### REQUEST
For the listing underneath, give the count of lines containing the string "即可得到结果" and nothing further.

### DATA LISTING
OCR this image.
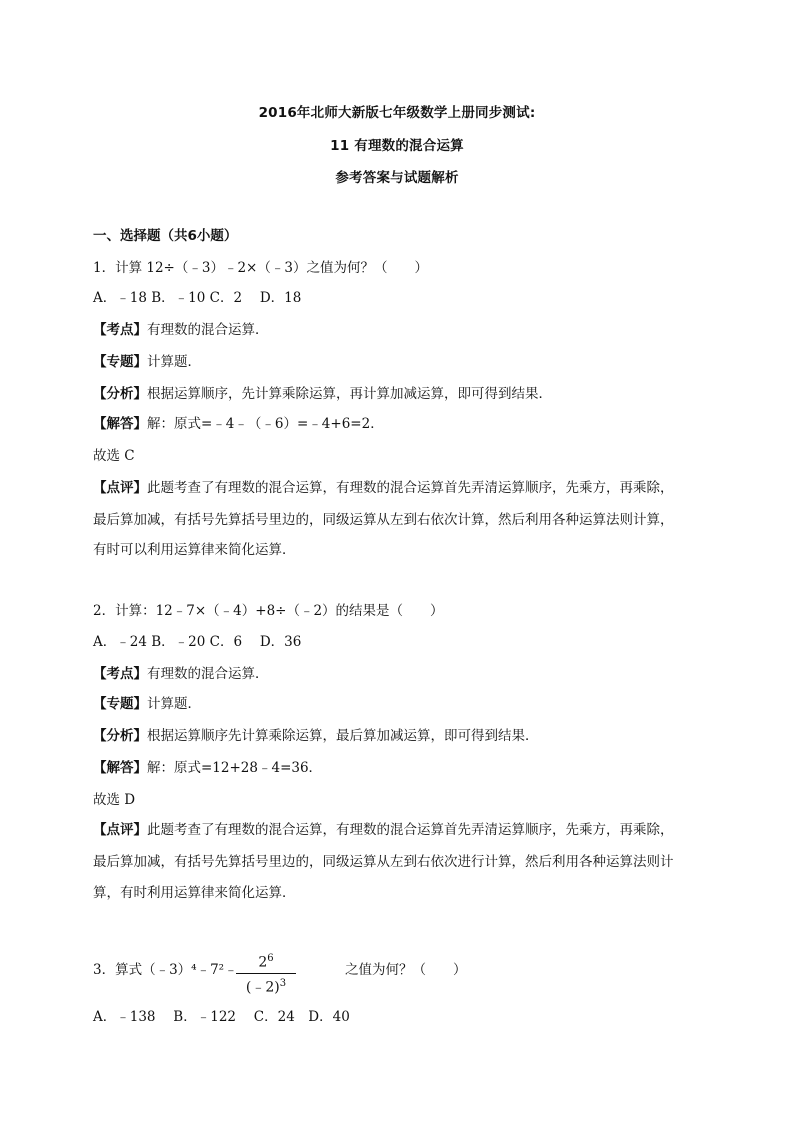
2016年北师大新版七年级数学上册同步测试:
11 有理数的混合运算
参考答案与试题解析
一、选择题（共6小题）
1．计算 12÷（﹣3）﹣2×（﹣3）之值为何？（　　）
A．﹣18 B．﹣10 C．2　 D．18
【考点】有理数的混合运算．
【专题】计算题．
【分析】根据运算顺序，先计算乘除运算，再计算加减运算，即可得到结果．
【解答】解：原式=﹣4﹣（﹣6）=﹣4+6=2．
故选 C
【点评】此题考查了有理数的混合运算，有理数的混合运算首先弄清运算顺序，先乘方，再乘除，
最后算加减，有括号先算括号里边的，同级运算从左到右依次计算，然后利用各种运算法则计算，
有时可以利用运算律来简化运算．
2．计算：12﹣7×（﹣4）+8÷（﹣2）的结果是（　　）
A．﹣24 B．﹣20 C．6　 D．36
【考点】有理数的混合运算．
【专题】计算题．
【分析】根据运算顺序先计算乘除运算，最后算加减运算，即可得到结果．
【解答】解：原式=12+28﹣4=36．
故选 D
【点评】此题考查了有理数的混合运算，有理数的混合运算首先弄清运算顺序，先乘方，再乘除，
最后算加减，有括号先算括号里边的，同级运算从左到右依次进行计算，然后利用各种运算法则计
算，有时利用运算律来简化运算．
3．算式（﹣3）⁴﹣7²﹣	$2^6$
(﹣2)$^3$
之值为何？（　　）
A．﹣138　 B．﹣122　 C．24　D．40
---
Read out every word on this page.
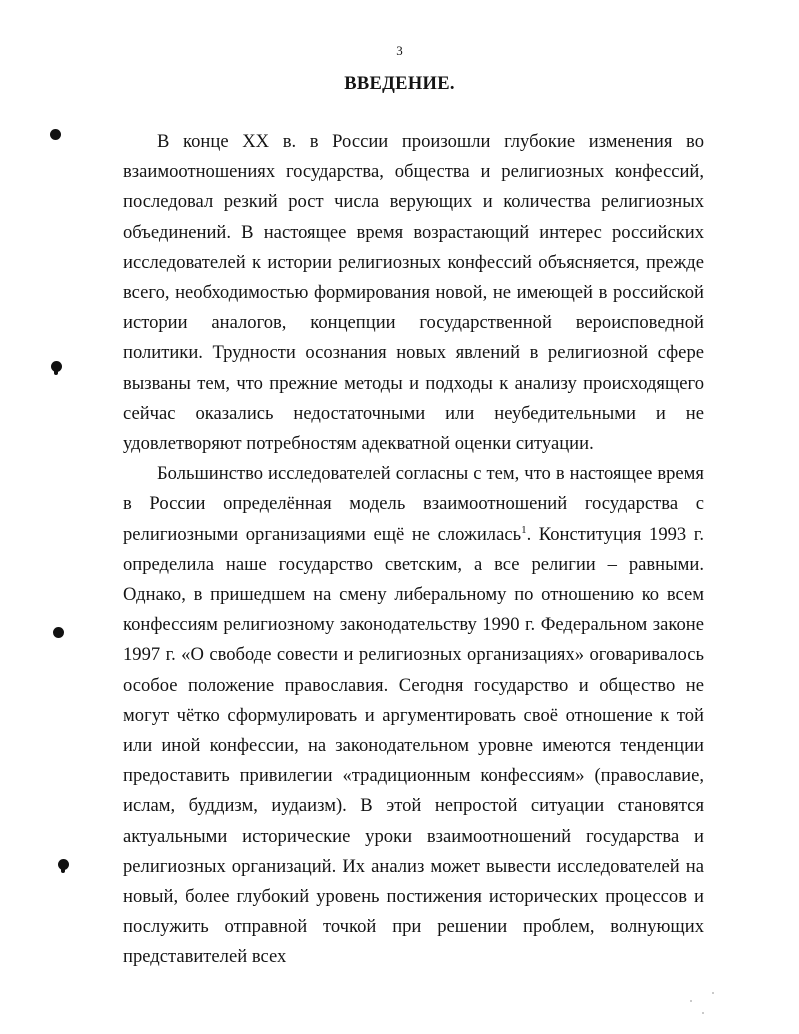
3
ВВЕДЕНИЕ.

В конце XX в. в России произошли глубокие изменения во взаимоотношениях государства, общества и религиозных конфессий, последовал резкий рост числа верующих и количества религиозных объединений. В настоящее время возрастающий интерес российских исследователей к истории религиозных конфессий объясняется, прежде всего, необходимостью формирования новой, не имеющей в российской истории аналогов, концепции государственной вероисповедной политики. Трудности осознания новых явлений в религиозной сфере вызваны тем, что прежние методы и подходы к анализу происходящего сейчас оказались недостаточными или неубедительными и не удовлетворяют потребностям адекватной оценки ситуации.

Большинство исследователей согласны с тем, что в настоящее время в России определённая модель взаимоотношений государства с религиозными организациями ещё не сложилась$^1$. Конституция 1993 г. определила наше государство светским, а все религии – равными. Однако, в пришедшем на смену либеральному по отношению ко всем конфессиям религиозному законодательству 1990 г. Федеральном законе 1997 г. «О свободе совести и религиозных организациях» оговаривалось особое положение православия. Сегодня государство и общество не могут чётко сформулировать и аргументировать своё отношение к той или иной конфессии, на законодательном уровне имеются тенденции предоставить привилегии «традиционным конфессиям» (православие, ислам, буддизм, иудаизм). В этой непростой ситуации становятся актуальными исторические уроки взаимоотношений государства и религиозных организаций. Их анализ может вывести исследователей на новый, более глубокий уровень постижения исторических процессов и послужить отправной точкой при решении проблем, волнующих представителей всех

### WRITTEN REPLY
2